# Dataset start

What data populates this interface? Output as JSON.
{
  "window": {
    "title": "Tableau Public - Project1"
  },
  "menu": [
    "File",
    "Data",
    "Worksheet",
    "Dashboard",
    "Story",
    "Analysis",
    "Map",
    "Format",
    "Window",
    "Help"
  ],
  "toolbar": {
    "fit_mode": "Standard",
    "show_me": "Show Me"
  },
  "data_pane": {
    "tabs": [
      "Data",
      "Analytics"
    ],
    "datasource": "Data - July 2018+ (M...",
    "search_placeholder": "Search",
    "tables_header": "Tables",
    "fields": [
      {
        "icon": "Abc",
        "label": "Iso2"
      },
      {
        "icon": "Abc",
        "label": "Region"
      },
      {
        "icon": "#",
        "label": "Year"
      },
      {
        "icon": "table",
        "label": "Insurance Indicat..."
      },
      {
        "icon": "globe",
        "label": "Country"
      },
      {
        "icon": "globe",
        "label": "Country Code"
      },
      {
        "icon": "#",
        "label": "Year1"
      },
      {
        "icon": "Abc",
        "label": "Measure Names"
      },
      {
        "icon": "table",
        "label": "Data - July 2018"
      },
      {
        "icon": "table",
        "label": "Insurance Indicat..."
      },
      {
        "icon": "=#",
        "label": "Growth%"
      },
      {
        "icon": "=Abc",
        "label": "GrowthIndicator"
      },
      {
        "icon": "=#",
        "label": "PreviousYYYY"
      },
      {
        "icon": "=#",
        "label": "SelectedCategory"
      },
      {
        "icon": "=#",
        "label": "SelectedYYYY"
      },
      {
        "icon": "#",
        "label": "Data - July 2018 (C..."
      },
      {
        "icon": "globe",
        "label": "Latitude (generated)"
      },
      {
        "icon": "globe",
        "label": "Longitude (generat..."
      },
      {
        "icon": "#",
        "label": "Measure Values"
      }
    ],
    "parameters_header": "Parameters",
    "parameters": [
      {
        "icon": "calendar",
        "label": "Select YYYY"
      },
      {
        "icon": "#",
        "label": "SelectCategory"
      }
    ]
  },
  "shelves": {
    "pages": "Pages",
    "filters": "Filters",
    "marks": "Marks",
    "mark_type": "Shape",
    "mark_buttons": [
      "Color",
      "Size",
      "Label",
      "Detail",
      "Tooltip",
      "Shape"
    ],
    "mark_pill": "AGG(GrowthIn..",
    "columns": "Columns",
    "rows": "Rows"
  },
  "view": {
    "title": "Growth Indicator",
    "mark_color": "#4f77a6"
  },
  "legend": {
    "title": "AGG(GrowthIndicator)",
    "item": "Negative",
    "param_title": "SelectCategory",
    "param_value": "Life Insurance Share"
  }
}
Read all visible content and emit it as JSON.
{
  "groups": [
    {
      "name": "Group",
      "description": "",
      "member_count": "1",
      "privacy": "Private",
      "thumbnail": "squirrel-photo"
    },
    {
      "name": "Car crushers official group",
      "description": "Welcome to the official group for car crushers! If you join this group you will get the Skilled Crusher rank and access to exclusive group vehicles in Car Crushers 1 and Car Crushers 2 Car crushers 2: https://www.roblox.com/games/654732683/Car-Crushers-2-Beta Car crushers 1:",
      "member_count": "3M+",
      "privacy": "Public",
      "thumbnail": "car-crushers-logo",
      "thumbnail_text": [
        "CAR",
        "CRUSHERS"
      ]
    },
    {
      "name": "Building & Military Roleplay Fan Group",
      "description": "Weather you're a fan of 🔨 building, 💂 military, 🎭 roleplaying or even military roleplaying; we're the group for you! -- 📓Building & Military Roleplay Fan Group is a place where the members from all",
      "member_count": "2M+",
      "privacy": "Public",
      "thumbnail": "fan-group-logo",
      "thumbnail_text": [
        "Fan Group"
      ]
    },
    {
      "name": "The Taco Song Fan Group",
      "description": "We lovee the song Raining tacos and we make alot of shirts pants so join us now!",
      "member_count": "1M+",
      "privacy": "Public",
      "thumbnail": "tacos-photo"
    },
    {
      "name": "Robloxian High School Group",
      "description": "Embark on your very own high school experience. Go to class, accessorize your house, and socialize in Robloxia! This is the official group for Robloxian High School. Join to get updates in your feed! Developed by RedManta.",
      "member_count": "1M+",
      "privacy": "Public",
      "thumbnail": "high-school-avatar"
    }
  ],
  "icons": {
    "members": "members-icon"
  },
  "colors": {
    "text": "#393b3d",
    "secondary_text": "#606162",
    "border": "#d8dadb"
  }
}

# Dataset end

Without leaving anything out, quote all the data.

What data populates this interface? Output as JSON.
{
  "window": {
    "title": "Tableau Public - Project1"
  },
  "menu": [
    "File",
    "Data",
    "Worksheet",
    "Dashboard",
    "Story",
    "Analysis",
    "Map",
    "Format",
    "Window",
    "Help"
  ],
  "toolbar": {
    "fit_mode": "Standard",
    "show_me": "Show Me"
  },
  "data_pane": {
    "tabs": [
      "Data",
      "Analytics"
    ],
    "datasource": "Data - July 2018+ (M...",
    "search_placeholder": "Search",
    "tables_header": "Tables",
    "fields": [
      {
        "icon": "Abc",
        "label": "Iso2"
      },
      {
        "icon": "Abc",
        "label": "Region"
      },
      {
        "icon": "#",
        "label": "Year"
      },
      {
        "icon": "table",
        "label": "Insurance Indicat..."
      },
      {
        "icon": "globe",
        "label": "Country"
      },
      {
        "icon": "globe",
        "label": "Country Code"
      },
      {
        "icon": "#",
        "label": "Year1"
      },
      {
        "icon": "Abc",
        "label": "Measure Names"
      },
      {
        "icon": "table",
        "label": "Data - July 2018"
      },
      {
        "icon": "table",
        "label": "Insurance Indicat..."
      },
      {
        "icon": "=#",
        "label": "Growth%"
      },
      {
        "icon": "=Abc",
        "label": "GrowthIndicator"
      },
      {
        "icon": "=#",
        "label": "PreviousYYYY"
      },
      {
        "icon": "=#",
        "label": "SelectedCategory"
      },
      {
        "icon": "=#",
        "label": "SelectedYYYY"
      },
      {
        "icon": "#",
        "label": "Data - July 2018 (C..."
      },
      {
        "icon": "globe",
        "label": "Latitude (generated)"
      },
      {
        "icon": "globe",
        "label": "Longitude (generat..."
      },
      {
        "icon": "#",
        "label": "Measure Values"
      }
    ],
    "parameters_header": "Parameters",
    "parameters": [
      {
        "icon": "calendar",
        "label": "Select YYYY"
      },
      {
        "icon": "#",
        "label": "SelectCategory"
      }
    ]
  },
  "shelves": {
    "pages": "Pages",
    "filters": "Filters",
    "marks": "Marks",
    "mark_type": "Shape",
    "mark_buttons": [
      "Color",
      "Size",
      "Label",
      "Detail",
      "Tooltip",
      "Shape"
    ],
    "mark_pill": "AGG(GrowthIn..",
    "columns": "Columns",
    "rows": "Rows"
  },
  "view": {
    "title": "Growth Indicator",
    "mark_color": "#4f77a6"
  },
  "legend": {
    "title": "AGG(GrowthIndicator)",
    "item": "Negative",
    "param_title": "SelectCategory",
    "param_value": "Life Insurance Share"
  }
}
Read all visible content and emit it as JSON.
{
  "groups": [
    {
      "name": "Group",
      "description": "",
      "member_count": "1",
      "privacy": "Private",
      "thumbnail": "squirrel-photo"
    },
    {
      "name": "Car crushers official group",
      "description": "Welcome to the official group for car crushers! If you join this group you will get the Skilled Crusher rank and access to exclusive group vehicles in Car Crushers 1 and Car Crushers 2 Car crushers 2: https://www.roblox.com/games/654732683/Car-Crushers-2-Beta Car crushers 1:",
      "member_count": "3M+",
      "privacy": "Public",
      "thumbnail": "car-crushers-logo",
      "thumbnail_text": [
        "CAR",
        "CRUSHERS"
      ]
    },
    {
      "name": "Building & Military Roleplay Fan Group",
      "description": "Weather you're a fan of 🔨 building, 💂 military, 🎭 roleplaying or even military roleplaying; we're the group for you! -- 📓Building & Military Roleplay Fan Group is a place where the members from all",
      "member_count": "2M+",
      "privacy": "Public",
      "thumbnail": "fan-group-logo",
      "thumbnail_text": [
        "Fan Group"
      ]
    },
    {
      "name": "The Taco Song Fan Group",
      "description": "We lovee the song Raining tacos and we make alot of shirts pants so join us now!",
      "member_count": "1M+",
      "privacy": "Public",
      "thumbnail": "tacos-photo"
    },
    {
      "name": "Robloxian High School Group",
      "description": "Embark on your very own high school experience. Go to class, accessorize your house, and socialize in Robloxia! This is the official group for Robloxian High School. Join to get updates in your feed! Developed by RedManta.",
      "member_count": "1M+",
      "privacy": "Public",
      "thumbnail": "high-school-avatar"
    }
  ],
  "icons": {
    "members": "members-icon"
  },
  "colors": {
    "text": "#393b3d",
    "secondary_text": "#606162",
    "border": "#d8dadb"
  }
}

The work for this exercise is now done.